▶ _Task prompt_
Pull every line from the records below and reproduce each one unchanged.

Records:
※

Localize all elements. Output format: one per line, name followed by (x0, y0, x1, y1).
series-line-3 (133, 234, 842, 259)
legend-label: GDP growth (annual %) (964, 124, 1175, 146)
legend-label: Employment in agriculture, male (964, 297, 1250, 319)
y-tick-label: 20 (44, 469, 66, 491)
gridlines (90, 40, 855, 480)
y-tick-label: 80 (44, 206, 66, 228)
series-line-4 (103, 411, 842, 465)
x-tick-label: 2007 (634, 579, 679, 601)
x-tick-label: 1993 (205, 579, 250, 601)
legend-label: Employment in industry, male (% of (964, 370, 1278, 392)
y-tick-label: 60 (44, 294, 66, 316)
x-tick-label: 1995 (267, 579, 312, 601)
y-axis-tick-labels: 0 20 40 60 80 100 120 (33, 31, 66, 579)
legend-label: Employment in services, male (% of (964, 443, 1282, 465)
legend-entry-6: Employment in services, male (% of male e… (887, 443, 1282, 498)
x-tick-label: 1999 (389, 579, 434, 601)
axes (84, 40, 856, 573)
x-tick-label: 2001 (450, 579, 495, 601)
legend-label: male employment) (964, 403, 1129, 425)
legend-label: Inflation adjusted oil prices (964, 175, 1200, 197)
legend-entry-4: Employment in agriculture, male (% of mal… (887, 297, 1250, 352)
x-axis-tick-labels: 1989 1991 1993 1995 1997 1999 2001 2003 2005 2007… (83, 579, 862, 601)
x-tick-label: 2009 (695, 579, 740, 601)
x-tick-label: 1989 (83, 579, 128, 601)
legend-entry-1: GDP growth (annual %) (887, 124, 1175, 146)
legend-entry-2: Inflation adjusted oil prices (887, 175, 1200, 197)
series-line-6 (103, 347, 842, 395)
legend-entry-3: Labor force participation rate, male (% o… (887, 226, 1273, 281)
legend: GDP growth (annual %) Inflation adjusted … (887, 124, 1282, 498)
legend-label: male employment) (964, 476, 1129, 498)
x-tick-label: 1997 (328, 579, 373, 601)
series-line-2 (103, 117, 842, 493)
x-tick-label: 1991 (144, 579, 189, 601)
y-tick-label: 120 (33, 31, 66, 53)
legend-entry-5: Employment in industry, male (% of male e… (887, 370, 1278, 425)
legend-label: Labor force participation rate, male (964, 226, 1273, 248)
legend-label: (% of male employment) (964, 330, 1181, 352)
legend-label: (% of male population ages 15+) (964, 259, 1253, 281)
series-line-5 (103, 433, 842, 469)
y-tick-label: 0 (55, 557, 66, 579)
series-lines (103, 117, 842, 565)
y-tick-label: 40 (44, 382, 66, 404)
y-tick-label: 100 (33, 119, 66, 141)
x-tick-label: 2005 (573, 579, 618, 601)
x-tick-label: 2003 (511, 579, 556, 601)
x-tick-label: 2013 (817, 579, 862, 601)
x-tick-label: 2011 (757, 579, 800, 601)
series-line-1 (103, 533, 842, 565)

※

▶ _Problem solution_
Localize all elements. Output format: one per line, name followed by (x0, y0, x1, y1).
series-line-3 (133, 234, 842, 259)
legend-label: GDP growth (annual %) (964, 124, 1175, 146)
legend-label: Employment in agriculture, male (964, 297, 1250, 319)
y-tick-label: 20 (44, 469, 66, 491)
gridlines (90, 40, 855, 480)
y-tick-label: 80 (44, 206, 66, 228)
series-line-4 (103, 411, 842, 465)
x-tick-label: 2007 (634, 579, 679, 601)
x-tick-label: 1993 (205, 579, 250, 601)
legend-label: Employment in industry, male (% of (964, 370, 1278, 392)
y-tick-label: 60 (44, 294, 66, 316)
x-tick-label: 1995 (267, 579, 312, 601)
y-axis-tick-labels: 0 20 40 60 80 100 120 (33, 31, 66, 579)
legend-label: Employment in services, male (% of (964, 443, 1282, 465)
legend-entry-6: Employment in services, male (% of male e… (887, 443, 1282, 498)
x-tick-label: 1999 (389, 579, 434, 601)
axes (84, 40, 856, 573)
x-tick-label: 2001 (450, 579, 495, 601)
legend-label: male employment) (964, 403, 1129, 425)
legend-label: Inflation adjusted oil prices (964, 175, 1200, 197)
legend-entry-4: Employment in agriculture, male (% of mal… (887, 297, 1250, 352)
x-axis-tick-labels: 1989 1991 1993 1995 1997 1999 2001 2003 2005 2007… (83, 579, 862, 601)
x-tick-label: 2009 (695, 579, 740, 601)
x-tick-label: 1989 (83, 579, 128, 601)
legend-entry-1: GDP growth (annual %) (887, 124, 1175, 146)
legend-entry-2: Inflation adjusted oil prices (887, 175, 1200, 197)
series-line-6 (103, 347, 842, 395)
legend-entry-3: Labor force participation rate, male (% o… (887, 226, 1273, 281)
legend: GDP growth (annual %) Inflation adjusted … (887, 124, 1282, 498)
legend-label: male employment) (964, 476, 1129, 498)
x-tick-label: 1997 (328, 579, 373, 601)
series-line-2 (103, 117, 842, 493)
x-tick-label: 1991 (144, 579, 189, 601)
y-tick-label: 120 (33, 31, 66, 53)
legend-entry-5: Employment in industry, male (% of male e… (887, 370, 1278, 425)
legend-label: Labor force participation rate, male (964, 226, 1273, 248)
legend-label: (% of male employment) (964, 330, 1181, 352)
legend-label: (% of male population ages 15+) (964, 259, 1253, 281)
series-line-5 (103, 433, 842, 469)
y-tick-label: 0 (55, 557, 66, 579)
series-lines (103, 117, 842, 565)
y-tick-label: 40 (44, 382, 66, 404)
y-tick-label: 100 (33, 119, 66, 141)
x-tick-label: 2005 (573, 579, 618, 601)
x-tick-label: 2003 (511, 579, 556, 601)
x-tick-label: 2013 (817, 579, 862, 601)
x-tick-label: 2011 (757, 579, 800, 601)
series-line-1 (103, 533, 842, 565)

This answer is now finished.